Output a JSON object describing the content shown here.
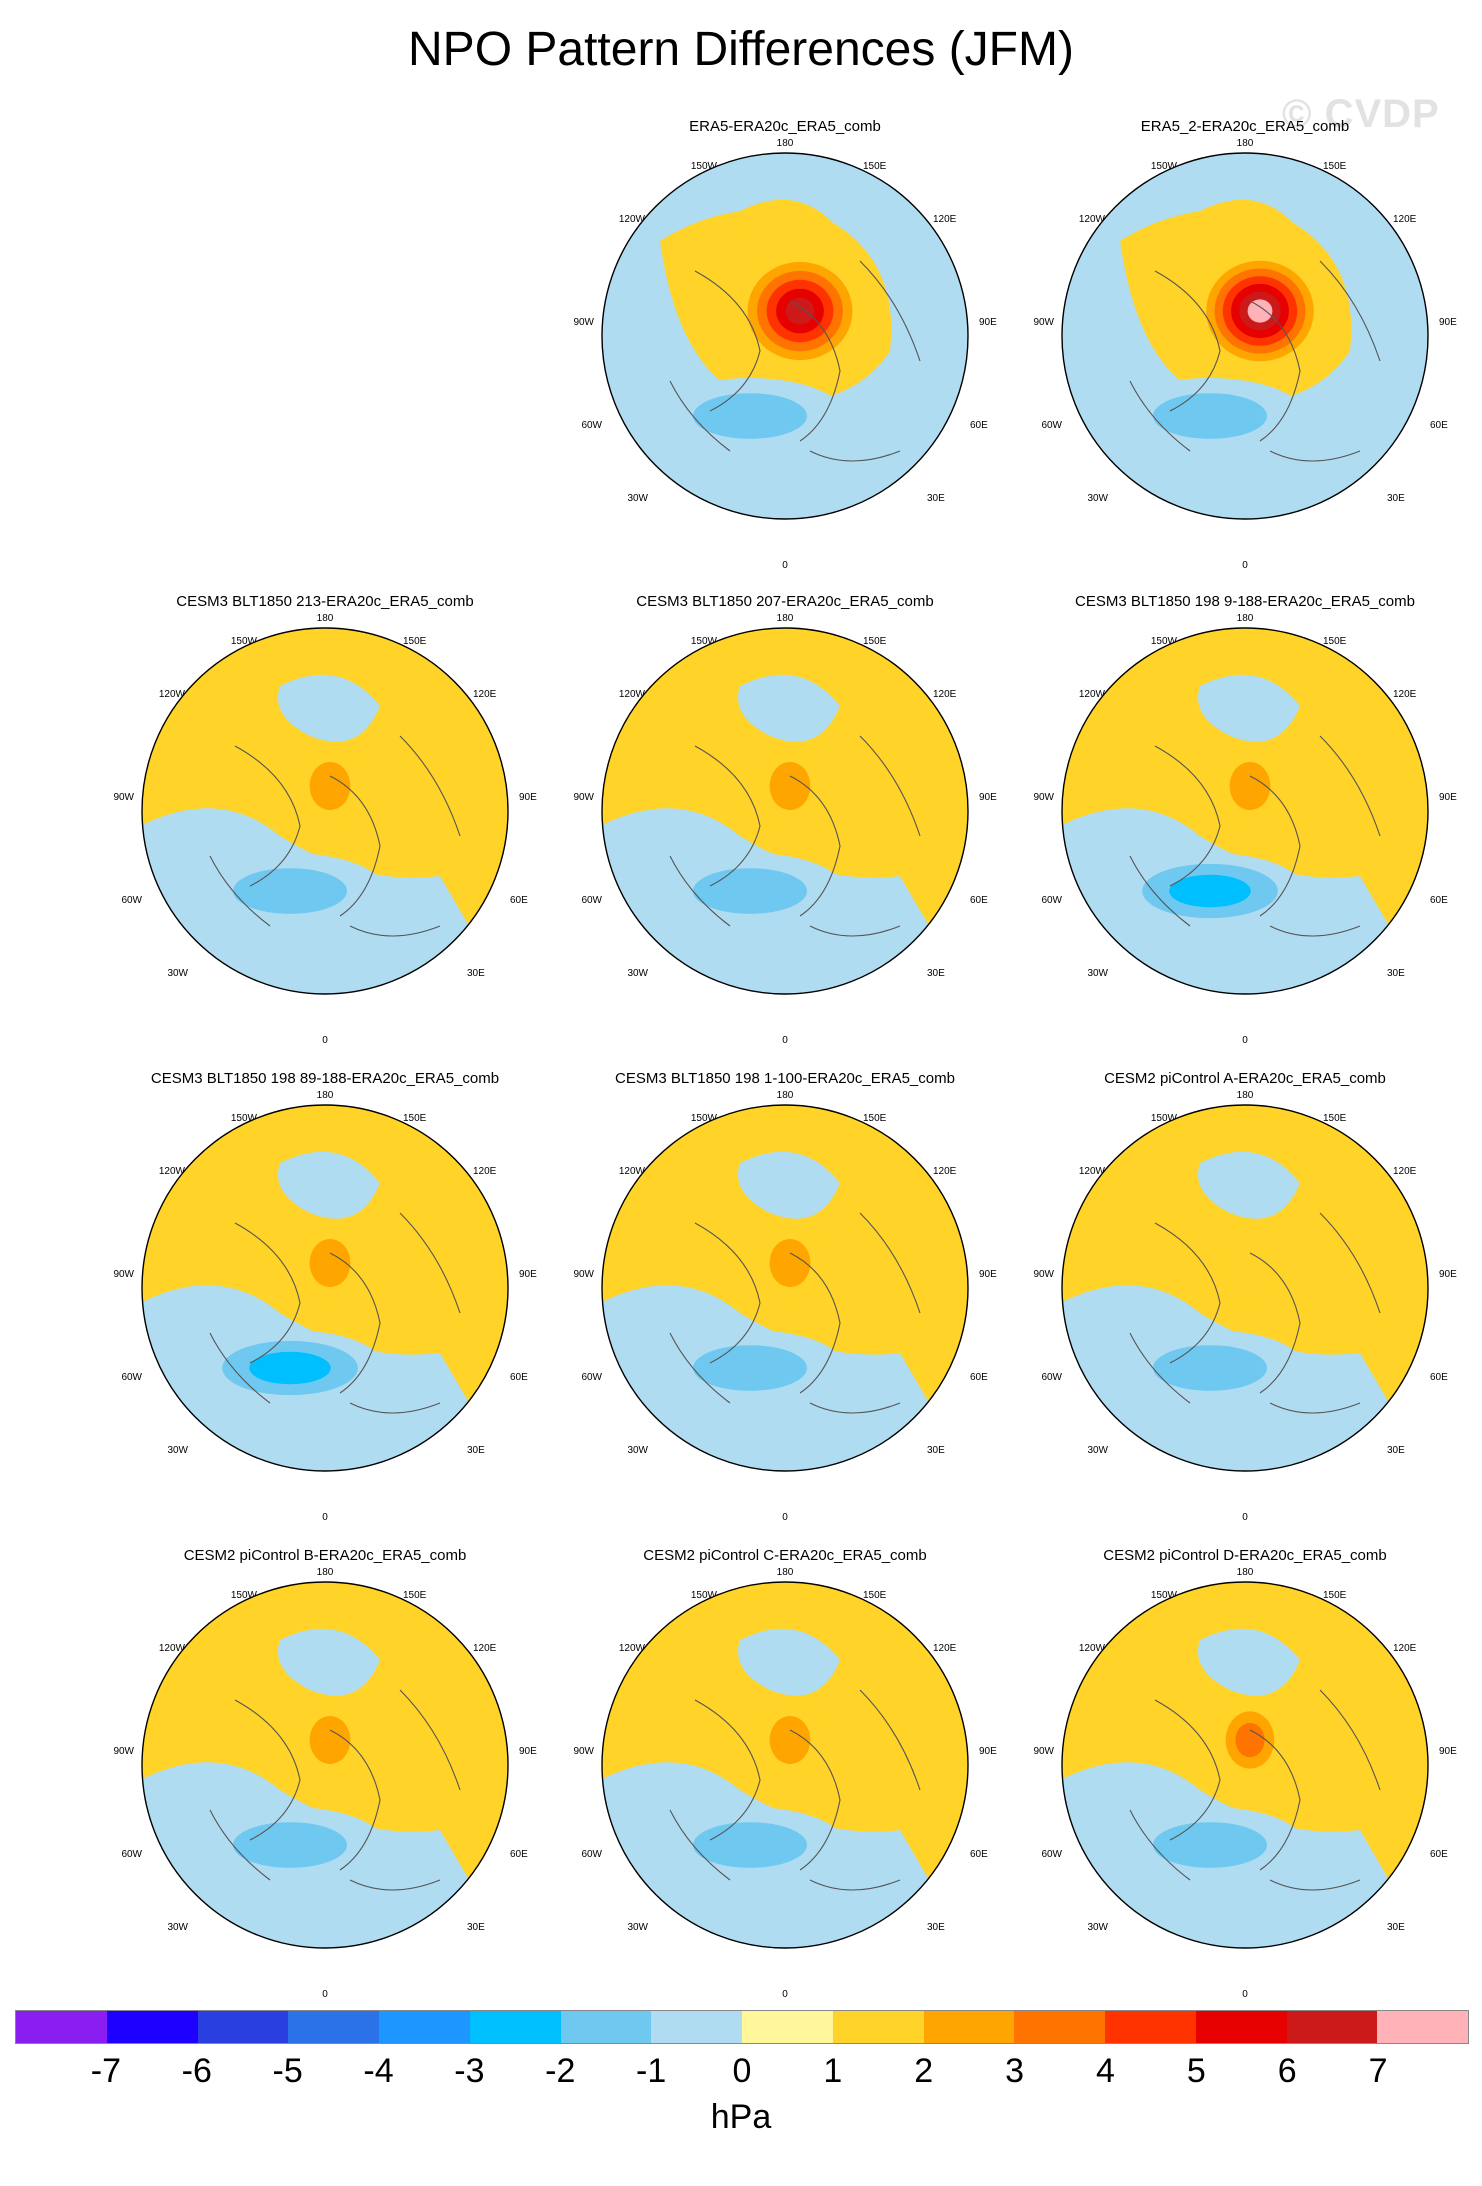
{
  "title": "NPO Pattern Differences (JFM)",
  "watermark": "© CVDP",
  "longitude_labels": {
    "top": "180",
    "bottom": "0",
    "left_upper": "150W",
    "right_upper": "150E",
    "left_mid_upper": "120W",
    "right_mid_upper": "120E",
    "left_mid": "90W",
    "right_mid": "90E",
    "left_mid_lower": "60W",
    "right_mid_lower": "60E",
    "left_lower": "30W",
    "right_lower": "30E"
  },
  "panels": [
    {
      "title": "ERA5-ERA20c_ERA5_comb",
      "peak_positive": 6,
      "peak_negative": -2
    },
    {
      "title": "ERA5_2-ERA20c_ERA5_comb",
      "peak_positive": 7,
      "peak_negative": -2
    },
    {
      "title": "CESM3 BLT1850 213-ERA20c_ERA5_comb",
      "peak_positive": 2,
      "peak_negative": -2
    },
    {
      "title": "CESM3 BLT1850 207-ERA20c_ERA5_comb",
      "peak_positive": 2,
      "peak_negative": -2
    },
    {
      "title": "CESM3 BLT1850 198 9-188-ERA20c_ERA5_comb",
      "peak_positive": 2,
      "peak_negative": -3
    },
    {
      "title": "CESM3 BLT1850 198 89-188-ERA20c_ERA5_comb",
      "peak_positive": 2,
      "peak_negative": -3
    },
    {
      "title": "CESM3 BLT1850 198 1-100-ERA20c_ERA5_comb",
      "peak_positive": 2,
      "peak_negative": -2
    },
    {
      "title": "CESM2 piControl A-ERA20c_ERA5_comb",
      "peak_positive": 1,
      "peak_negative": -2
    },
    {
      "title": "CESM2 piControl B-ERA20c_ERA5_comb",
      "peak_positive": 2,
      "peak_negative": -2
    },
    {
      "title": "CESM2 piControl C-ERA20c_ERA5_comb",
      "peak_positive": 2,
      "peak_negative": -2
    },
    {
      "title": "CESM2 piControl D-ERA20c_ERA5_comb",
      "peak_positive": 3,
      "peak_negative": -2
    }
  ],
  "colorbar": {
    "units": "hPa",
    "tick_labels": [
      "-7",
      "-6",
      "-5",
      "-4",
      "-3",
      "-2",
      "-1",
      "0",
      "1",
      "2",
      "3",
      "4",
      "5",
      "6",
      "7"
    ],
    "colors": [
      "#8a1ef0",
      "#1d00ff",
      "#2a3fe0",
      "#2b72e8",
      "#1e96ff",
      "#00bfff",
      "#6ec8f0",
      "#b0dcf1",
      "#fff799",
      "#ffd327",
      "#ffa500",
      "#ff7300",
      "#ff3300",
      "#e60000",
      "#cc1a1a",
      "#ffb3b8"
    ]
  }
}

* * *

Instructions for the task — Where a line holds the string "piControl", copy that line.

Correct response —
      "title": "CESM2 piControl A-ERA20c_ERA5_comb",
      "title": "CESM2 piControl B-ERA20c_ERA5_comb",
      "title": "CESM2 piControl C-ERA20c_ERA5_comb",
      "title": "CESM2 piControl D-ERA20c_ERA5_comb",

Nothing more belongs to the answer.